DIRECTION:
Repeat all of the records verbatim.

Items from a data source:
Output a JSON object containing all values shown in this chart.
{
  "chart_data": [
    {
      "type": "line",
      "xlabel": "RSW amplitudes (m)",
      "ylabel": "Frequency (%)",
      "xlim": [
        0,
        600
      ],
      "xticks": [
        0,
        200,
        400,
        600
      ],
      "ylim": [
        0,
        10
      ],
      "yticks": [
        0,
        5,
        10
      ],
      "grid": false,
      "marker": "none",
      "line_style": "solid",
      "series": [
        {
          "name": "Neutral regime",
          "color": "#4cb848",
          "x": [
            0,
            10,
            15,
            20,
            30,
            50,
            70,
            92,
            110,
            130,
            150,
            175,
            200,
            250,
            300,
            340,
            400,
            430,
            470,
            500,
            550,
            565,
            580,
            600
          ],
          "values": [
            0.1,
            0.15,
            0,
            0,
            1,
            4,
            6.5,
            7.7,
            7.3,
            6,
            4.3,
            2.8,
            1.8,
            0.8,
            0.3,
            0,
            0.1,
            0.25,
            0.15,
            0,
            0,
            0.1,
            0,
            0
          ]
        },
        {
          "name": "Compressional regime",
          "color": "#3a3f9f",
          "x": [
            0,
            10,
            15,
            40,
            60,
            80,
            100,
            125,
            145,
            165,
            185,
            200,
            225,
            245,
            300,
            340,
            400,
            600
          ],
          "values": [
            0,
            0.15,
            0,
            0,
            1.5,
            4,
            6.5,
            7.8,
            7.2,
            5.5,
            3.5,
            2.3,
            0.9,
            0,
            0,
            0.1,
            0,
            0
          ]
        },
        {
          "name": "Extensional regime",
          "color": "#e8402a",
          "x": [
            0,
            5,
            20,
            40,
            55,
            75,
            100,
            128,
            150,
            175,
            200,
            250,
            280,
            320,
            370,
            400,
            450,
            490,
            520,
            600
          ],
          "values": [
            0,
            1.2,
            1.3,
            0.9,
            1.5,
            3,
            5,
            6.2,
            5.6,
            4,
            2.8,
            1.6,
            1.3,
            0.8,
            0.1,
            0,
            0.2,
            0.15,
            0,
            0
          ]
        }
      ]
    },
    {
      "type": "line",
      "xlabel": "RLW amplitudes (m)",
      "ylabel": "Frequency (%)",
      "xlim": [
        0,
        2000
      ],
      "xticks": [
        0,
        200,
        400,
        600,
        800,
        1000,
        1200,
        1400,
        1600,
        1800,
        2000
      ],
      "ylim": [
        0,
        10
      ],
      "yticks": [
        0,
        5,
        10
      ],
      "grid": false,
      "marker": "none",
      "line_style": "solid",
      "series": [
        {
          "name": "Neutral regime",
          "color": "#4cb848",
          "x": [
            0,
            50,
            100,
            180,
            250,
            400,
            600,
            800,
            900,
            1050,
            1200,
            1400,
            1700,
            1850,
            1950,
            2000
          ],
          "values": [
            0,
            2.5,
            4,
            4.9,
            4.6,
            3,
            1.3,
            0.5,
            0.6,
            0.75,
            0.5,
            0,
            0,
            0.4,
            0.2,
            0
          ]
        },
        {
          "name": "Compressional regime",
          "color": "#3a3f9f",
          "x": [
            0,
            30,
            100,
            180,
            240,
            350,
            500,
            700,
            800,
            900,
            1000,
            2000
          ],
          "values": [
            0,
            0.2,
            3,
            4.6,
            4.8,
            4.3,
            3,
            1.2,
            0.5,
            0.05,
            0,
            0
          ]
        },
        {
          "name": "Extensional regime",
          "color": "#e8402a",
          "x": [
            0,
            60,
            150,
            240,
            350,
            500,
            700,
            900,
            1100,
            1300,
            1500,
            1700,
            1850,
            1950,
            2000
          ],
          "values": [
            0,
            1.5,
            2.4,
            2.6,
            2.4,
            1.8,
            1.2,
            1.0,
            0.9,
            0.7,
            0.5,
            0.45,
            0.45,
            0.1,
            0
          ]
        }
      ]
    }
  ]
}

FINISHED ANSWER:
Output a JSON object containing all values shown in this chart.
{
  "chart_data": [
    {
      "type": "line",
      "xlabel": "RSW amplitudes (m)",
      "ylabel": "Frequency (%)",
      "xlim": [
        0,
        600
      ],
      "xticks": [
        0,
        200,
        400,
        600
      ],
      "ylim": [
        0,
        10
      ],
      "yticks": [
        0,
        5,
        10
      ],
      "grid": false,
      "marker": "none",
      "line_style": "solid",
      "series": [
        {
          "name": "Neutral regime",
          "color": "#4cb848",
          "x": [
            0,
            10,
            15,
            20,
            30,
            50,
            70,
            92,
            110,
            130,
            150,
            175,
            200,
            250,
            300,
            340,
            400,
            430,
            470,
            500,
            550,
            565,
            580,
            600
          ],
          "values": [
            0.1,
            0.15,
            0,
            0,
            1,
            4,
            6.5,
            7.7,
            7.3,
            6,
            4.3,
            2.8,
            1.8,
            0.8,
            0.3,
            0,
            0.1,
            0.25,
            0.15,
            0,
            0,
            0.1,
            0,
            0
          ]
        },
        {
          "name": "Compressional regime",
          "color": "#3a3f9f",
          "x": [
            0,
            10,
            15,
            40,
            60,
            80,
            100,
            125,
            145,
            165,
            185,
            200,
            225,
            245,
            300,
            340,
            400,
            600
          ],
          "values": [
            0,
            0.15,
            0,
            0,
            1.5,
            4,
            6.5,
            7.8,
            7.2,
            5.5,
            3.5,
            2.3,
            0.9,
            0,
            0,
            0.1,
            0,
            0
          ]
        },
        {
          "name": "Extensional regime",
          "color": "#e8402a",
          "x": [
            0,
            5,
            20,
            40,
            55,
            75,
            100,
            128,
            150,
            175,
            200,
            250,
            280,
            320,
            370,
            400,
            450,
            490,
            520,
            600
          ],
          "values": [
            0,
            1.2,
            1.3,
            0.9,
            1.5,
            3,
            5,
            6.2,
            5.6,
            4,
            2.8,
            1.6,
            1.3,
            0.8,
            0.1,
            0,
            0.2,
            0.15,
            0,
            0
          ]
        }
      ]
    },
    {
      "type": "line",
      "xlabel": "RLW amplitudes (m)",
      "ylabel": "Frequency (%)",
      "xlim": [
        0,
        2000
      ],
      "xticks": [
        0,
        200,
        400,
        600,
        800,
        1000,
        1200,
        1400,
        1600,
        1800,
        2000
      ],
      "ylim": [
        0,
        10
      ],
      "yticks": [
        0,
        5,
        10
      ],
      "grid": false,
      "marker": "none",
      "line_style": "solid",
      "series": [
        {
          "name": "Neutral regime",
          "color": "#4cb848",
          "x": [
            0,
            50,
            100,
            180,
            250,
            400,
            600,
            800,
            900,
            1050,
            1200,
            1400,
            1700,
            1850,
            1950,
            2000
          ],
          "values": [
            0,
            2.5,
            4,
            4.9,
            4.6,
            3,
            1.3,
            0.5,
            0.6,
            0.75,
            0.5,
            0,
            0,
            0.4,
            0.2,
            0
          ]
        },
        {
          "name": "Compressional regime",
          "color": "#3a3f9f",
          "x": [
            0,
            30,
            100,
            180,
            240,
            350,
            500,
            700,
            800,
            900,
            1000,
            2000
          ],
          "values": [
            0,
            0.2,
            3,
            4.6,
            4.8,
            4.3,
            3,
            1.2,
            0.5,
            0.05,
            0,
            0
          ]
        },
        {
          "name": "Extensional regime",
          "color": "#e8402a",
          "x": [
            0,
            60,
            150,
            240,
            350,
            500,
            700,
            900,
            1100,
            1300,
            1500,
            1700,
            1850,
            1950,
            2000
          ],
          "values": [
            0,
            1.5,
            2.4,
            2.6,
            2.4,
            1.8,
            1.2,
            1.0,
            0.9,
            0.7,
            0.5,
            0.45,
            0.45,
            0.1,
            0
          ]
        }
      ]
    }
  ]
}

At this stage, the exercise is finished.